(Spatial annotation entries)
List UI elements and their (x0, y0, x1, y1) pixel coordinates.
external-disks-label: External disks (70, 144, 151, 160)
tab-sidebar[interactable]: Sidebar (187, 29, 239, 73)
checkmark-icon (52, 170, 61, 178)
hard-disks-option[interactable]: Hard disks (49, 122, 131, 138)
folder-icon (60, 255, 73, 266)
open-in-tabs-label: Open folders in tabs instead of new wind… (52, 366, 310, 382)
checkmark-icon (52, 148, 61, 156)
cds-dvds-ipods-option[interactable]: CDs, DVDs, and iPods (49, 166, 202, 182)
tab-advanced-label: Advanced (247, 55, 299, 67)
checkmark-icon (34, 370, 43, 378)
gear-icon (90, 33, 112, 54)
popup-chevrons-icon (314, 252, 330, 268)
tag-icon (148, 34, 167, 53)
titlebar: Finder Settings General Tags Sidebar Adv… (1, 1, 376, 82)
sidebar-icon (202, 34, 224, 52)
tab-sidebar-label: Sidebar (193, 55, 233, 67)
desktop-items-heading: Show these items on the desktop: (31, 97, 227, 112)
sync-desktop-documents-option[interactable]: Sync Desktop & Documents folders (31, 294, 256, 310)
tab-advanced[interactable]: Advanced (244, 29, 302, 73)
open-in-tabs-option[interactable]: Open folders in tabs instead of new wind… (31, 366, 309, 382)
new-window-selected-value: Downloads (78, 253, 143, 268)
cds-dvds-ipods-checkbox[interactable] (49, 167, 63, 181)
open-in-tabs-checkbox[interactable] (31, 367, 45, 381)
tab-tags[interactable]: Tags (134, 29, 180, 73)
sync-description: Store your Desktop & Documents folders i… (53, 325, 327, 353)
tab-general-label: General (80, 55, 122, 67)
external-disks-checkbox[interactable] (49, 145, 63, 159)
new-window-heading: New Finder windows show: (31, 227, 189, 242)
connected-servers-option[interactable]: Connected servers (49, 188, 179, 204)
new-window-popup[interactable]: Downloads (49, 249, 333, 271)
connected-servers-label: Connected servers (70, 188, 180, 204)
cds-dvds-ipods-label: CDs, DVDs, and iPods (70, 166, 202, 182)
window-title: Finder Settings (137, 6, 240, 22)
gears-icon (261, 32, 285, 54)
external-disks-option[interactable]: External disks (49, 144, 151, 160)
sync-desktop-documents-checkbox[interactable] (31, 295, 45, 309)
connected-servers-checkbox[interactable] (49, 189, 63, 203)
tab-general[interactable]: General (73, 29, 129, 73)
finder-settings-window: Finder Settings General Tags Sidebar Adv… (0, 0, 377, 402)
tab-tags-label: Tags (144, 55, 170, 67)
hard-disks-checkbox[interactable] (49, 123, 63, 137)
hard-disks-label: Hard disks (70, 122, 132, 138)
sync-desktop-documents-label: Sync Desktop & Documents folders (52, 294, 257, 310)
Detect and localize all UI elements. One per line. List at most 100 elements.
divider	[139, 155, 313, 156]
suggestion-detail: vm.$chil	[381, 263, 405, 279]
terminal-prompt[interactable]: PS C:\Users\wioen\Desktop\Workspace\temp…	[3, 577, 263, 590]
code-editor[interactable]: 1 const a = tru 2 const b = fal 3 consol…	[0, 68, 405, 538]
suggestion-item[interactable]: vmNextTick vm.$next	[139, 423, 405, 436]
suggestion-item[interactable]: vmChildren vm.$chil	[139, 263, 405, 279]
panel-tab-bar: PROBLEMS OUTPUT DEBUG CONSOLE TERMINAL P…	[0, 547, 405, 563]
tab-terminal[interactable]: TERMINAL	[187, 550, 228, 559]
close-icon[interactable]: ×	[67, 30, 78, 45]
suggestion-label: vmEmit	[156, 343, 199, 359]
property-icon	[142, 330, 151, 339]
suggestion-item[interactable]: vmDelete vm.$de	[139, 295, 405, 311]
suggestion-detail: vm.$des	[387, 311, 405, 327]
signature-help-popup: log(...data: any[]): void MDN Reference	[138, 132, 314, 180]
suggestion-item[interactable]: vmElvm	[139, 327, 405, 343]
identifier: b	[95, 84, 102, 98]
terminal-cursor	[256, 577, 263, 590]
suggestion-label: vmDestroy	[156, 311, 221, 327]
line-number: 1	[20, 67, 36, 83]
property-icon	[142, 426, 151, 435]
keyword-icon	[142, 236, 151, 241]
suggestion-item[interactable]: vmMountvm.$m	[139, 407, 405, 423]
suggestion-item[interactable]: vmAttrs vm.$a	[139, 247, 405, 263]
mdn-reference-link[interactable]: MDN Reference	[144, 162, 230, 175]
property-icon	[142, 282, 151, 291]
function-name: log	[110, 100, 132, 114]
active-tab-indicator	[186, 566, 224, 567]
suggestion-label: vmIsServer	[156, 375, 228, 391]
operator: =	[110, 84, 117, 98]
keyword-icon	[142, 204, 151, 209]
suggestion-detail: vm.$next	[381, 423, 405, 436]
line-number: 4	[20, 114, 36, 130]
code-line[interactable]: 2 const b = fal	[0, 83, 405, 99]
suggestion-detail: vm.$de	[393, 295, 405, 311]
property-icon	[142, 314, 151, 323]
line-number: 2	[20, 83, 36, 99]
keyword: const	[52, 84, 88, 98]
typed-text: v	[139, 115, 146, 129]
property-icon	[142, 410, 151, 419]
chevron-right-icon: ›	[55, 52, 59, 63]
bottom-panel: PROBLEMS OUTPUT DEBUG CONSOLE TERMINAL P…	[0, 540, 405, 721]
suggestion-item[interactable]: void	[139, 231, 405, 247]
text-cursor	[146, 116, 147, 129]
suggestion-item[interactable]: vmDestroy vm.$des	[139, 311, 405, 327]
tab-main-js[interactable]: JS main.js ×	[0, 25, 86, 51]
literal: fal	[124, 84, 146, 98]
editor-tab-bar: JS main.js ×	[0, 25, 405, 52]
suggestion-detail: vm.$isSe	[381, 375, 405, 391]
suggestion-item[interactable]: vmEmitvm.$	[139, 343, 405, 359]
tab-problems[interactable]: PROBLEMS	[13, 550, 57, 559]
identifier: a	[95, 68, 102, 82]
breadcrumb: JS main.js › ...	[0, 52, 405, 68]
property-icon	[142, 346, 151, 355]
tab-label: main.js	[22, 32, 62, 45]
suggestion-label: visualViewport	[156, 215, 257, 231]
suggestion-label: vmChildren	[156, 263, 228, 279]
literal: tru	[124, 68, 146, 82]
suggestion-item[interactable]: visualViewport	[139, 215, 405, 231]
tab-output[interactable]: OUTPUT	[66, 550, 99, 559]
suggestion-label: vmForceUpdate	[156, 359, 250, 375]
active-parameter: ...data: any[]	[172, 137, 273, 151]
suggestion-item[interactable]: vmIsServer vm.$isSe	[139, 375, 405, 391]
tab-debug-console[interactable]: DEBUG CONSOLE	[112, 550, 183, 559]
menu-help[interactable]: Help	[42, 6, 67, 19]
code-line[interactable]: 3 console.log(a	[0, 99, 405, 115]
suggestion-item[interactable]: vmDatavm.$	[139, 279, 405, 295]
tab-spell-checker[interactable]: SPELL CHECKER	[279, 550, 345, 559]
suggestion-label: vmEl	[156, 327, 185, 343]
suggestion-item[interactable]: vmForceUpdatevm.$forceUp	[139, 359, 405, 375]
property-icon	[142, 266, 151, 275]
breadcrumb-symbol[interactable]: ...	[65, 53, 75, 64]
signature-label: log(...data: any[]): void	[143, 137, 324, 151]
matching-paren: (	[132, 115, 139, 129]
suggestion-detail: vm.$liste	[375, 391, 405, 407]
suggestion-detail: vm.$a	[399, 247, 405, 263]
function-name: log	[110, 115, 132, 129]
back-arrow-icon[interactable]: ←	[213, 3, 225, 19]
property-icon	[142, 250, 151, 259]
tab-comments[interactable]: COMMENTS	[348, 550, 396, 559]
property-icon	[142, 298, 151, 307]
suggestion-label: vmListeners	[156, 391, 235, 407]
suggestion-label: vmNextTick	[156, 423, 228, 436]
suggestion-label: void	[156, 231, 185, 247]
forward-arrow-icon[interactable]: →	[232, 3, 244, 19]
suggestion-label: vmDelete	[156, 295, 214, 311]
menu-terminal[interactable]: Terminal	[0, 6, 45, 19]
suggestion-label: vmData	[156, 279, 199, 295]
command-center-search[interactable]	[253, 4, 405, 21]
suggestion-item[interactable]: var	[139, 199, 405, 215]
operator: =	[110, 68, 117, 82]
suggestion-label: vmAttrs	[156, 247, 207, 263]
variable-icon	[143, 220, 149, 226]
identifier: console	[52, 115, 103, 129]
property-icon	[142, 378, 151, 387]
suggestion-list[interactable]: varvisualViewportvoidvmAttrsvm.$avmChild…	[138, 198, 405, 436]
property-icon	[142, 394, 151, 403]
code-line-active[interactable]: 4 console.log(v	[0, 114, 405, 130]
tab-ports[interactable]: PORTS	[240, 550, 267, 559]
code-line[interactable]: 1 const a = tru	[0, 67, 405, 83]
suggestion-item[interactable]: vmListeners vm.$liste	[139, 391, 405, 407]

*INSTRUCTIONS FOR THE TASK*:
Copy out the records verbatim, beginning with their first line and continuing through the line that contains "checkmark-icon (52, 148, 61, 156)", including that line.

*RESULT*:
List UI elements and their (x0, y0, x1, y1) pixel coordinates.
external-disks-label: External disks (70, 144, 151, 160)
tab-sidebar[interactable]: Sidebar (187, 29, 239, 73)
checkmark-icon (52, 170, 61, 178)
hard-disks-option[interactable]: Hard disks (49, 122, 131, 138)
folder-icon (60, 255, 73, 266)
open-in-tabs-label: Open folders in tabs instead of new wind… (52, 366, 310, 382)
checkmark-icon (52, 148, 61, 156)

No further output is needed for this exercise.